GIVEN EXERCISE →
Show every line in the records below that contains the word "Command".

INPUT →
══════

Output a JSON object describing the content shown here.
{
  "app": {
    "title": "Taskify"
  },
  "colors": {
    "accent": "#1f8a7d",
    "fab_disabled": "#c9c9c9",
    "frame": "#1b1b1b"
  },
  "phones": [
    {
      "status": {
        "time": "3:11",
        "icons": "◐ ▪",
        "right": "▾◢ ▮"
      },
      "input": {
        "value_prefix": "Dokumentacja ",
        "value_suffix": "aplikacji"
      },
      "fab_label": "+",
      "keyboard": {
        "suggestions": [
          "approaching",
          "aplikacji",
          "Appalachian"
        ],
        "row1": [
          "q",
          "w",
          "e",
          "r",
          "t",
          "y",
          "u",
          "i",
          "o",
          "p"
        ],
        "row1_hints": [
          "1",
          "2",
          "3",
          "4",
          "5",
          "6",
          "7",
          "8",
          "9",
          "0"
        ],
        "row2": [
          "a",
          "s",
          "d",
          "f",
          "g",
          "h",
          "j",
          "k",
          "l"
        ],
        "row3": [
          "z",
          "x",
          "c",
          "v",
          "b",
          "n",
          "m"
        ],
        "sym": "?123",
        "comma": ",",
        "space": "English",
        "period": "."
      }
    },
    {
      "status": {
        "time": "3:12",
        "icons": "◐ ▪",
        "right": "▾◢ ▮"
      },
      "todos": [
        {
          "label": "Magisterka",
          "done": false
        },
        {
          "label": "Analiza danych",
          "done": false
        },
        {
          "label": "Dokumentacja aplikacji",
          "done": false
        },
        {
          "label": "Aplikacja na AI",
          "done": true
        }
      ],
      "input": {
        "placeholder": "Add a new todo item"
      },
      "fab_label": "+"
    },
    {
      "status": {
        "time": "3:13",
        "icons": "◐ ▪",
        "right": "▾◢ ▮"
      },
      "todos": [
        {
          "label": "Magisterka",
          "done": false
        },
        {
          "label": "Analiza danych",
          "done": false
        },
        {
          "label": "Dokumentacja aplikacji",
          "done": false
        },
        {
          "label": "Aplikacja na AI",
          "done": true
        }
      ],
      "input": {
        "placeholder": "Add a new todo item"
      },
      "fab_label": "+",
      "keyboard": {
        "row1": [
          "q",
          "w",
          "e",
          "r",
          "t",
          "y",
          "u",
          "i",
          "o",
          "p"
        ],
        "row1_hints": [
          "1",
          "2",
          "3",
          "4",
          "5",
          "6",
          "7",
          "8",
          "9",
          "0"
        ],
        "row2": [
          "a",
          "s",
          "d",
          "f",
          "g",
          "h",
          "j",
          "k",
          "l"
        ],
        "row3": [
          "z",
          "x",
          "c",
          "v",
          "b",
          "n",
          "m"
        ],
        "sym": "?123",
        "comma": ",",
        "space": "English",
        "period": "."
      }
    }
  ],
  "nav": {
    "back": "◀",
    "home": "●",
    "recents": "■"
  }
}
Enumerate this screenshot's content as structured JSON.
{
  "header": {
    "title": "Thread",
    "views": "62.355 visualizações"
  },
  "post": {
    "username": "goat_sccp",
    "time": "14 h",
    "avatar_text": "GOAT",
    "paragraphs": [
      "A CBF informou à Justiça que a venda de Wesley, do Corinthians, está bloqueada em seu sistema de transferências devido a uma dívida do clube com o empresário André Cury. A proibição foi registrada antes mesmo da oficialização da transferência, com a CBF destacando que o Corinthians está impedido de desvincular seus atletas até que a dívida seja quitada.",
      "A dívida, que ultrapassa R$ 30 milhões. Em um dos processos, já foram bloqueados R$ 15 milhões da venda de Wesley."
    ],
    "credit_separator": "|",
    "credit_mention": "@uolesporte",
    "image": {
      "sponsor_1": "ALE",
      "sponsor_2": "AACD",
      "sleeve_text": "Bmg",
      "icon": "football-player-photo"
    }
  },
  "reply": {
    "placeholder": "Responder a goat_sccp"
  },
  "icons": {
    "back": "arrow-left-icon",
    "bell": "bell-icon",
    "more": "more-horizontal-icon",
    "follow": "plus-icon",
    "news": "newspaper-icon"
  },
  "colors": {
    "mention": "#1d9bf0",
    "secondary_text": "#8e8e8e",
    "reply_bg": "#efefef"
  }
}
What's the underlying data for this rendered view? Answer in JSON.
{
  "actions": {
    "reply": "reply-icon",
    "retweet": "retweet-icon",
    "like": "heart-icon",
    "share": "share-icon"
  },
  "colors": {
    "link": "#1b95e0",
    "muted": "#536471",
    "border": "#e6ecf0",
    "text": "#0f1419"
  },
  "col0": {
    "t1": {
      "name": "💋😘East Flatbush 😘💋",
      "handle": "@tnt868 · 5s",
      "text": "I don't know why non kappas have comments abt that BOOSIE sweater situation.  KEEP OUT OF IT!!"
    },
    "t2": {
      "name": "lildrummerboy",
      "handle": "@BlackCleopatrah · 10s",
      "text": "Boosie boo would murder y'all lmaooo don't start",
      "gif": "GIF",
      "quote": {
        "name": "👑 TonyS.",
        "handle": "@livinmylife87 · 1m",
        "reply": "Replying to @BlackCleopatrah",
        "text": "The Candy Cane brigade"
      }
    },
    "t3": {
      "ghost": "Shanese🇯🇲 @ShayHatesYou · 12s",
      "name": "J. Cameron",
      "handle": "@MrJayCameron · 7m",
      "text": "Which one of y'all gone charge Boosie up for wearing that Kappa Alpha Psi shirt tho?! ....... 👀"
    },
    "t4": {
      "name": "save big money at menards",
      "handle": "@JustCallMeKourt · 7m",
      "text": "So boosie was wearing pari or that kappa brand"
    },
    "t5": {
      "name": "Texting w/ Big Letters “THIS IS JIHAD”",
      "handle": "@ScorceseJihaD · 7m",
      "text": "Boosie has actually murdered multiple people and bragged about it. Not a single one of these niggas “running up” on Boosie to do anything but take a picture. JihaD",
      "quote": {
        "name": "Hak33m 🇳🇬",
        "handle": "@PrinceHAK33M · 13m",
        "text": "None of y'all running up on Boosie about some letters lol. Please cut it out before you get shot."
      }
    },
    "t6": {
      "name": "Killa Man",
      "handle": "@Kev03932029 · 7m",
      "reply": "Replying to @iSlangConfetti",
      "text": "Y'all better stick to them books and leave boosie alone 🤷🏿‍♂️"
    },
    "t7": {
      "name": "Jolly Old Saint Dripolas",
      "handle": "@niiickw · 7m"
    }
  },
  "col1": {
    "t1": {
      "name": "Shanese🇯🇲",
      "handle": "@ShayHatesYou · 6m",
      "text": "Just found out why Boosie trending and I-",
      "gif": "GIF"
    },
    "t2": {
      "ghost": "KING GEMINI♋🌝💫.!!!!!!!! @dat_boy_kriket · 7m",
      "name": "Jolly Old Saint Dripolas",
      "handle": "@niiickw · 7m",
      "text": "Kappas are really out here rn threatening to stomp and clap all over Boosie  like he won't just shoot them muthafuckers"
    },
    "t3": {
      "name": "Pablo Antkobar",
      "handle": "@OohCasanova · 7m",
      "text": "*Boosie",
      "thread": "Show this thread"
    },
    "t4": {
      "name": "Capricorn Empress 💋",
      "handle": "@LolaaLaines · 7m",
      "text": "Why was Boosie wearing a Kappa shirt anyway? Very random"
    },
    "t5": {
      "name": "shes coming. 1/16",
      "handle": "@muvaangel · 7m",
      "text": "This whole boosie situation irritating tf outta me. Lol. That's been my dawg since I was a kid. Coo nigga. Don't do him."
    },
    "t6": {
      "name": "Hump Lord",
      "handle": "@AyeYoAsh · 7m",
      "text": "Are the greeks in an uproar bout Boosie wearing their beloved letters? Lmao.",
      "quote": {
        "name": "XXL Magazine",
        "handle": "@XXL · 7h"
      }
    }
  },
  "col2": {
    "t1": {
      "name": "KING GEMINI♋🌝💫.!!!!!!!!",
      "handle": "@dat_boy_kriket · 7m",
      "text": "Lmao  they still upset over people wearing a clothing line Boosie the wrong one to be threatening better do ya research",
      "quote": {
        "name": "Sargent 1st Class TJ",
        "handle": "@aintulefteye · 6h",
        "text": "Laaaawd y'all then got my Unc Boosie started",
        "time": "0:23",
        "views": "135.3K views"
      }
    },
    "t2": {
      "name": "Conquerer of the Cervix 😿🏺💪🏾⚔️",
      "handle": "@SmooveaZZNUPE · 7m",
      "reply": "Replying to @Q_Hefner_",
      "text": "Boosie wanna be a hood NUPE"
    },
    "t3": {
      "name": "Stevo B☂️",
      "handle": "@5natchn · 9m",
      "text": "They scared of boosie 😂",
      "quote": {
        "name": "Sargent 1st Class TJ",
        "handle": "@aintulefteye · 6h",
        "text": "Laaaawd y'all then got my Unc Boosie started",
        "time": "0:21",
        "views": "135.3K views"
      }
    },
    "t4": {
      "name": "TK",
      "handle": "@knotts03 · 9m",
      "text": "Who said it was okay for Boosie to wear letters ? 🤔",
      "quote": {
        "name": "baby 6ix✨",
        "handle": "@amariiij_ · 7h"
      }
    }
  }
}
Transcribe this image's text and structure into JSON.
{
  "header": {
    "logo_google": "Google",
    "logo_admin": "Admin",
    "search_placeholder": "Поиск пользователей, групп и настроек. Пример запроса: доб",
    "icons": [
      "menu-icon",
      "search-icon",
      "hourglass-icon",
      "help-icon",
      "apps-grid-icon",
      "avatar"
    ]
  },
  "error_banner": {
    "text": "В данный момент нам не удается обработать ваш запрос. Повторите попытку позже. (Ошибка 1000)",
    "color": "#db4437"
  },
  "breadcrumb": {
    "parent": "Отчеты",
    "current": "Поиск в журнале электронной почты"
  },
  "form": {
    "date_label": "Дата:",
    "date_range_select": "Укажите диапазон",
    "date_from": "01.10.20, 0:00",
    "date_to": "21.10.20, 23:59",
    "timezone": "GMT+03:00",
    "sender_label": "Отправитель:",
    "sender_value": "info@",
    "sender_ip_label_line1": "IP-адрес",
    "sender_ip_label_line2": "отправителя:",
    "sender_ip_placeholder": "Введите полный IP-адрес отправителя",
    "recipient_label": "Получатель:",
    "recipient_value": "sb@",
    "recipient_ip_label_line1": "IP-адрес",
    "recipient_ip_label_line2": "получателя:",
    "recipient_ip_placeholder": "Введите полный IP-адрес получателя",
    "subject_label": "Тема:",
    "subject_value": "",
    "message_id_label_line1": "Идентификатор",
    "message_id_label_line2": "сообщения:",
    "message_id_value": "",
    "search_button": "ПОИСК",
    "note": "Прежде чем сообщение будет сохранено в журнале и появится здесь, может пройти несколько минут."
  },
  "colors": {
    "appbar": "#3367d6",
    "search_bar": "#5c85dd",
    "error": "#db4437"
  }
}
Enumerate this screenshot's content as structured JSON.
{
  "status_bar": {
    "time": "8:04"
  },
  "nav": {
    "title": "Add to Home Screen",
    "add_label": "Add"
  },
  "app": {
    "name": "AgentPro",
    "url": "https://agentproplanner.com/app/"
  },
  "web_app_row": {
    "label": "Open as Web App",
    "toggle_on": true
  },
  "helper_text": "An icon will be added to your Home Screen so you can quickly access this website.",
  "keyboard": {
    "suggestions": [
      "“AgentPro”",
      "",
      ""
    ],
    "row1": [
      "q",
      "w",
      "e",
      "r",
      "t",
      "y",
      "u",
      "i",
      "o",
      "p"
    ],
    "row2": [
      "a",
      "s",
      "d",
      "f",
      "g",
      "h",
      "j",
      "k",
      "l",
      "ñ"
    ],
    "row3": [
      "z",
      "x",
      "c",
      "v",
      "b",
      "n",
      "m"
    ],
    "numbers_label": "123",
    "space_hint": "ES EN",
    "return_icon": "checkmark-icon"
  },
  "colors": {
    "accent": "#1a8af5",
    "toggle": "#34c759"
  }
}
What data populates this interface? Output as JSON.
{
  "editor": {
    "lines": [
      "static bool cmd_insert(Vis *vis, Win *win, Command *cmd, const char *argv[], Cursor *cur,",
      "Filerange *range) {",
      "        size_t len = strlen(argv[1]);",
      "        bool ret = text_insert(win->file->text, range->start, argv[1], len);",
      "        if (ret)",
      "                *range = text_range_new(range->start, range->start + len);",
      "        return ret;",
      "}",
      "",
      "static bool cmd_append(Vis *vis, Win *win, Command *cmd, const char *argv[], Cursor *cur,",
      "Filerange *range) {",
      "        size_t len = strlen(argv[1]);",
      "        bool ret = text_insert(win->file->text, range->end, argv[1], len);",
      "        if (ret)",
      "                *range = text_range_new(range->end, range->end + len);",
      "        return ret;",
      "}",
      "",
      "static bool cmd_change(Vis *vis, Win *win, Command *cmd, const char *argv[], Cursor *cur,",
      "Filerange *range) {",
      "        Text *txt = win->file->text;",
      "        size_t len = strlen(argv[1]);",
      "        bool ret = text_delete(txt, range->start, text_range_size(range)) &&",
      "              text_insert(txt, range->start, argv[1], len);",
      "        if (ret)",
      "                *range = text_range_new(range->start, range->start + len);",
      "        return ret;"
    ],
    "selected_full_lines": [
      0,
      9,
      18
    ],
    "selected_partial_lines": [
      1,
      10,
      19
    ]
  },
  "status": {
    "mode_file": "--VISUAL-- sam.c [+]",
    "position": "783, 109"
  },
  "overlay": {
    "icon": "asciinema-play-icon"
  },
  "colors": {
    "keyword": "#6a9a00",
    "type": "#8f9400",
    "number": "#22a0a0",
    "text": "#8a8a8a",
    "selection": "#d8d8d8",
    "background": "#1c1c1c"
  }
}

══════

THE ANSWER →
      "static bool cmd_insert(Vis *vis, Win *win, Command *cmd, const char *argv[], Cursor *cur,",
      "static bool cmd_append(Vis *vis, Win *win, Command *cmd, const char *argv[], Cursor *cur,",
      "static bool cmd_change(Vis *vis, Win *win, Command *cmd, const char *argv[], Cursor *cur,",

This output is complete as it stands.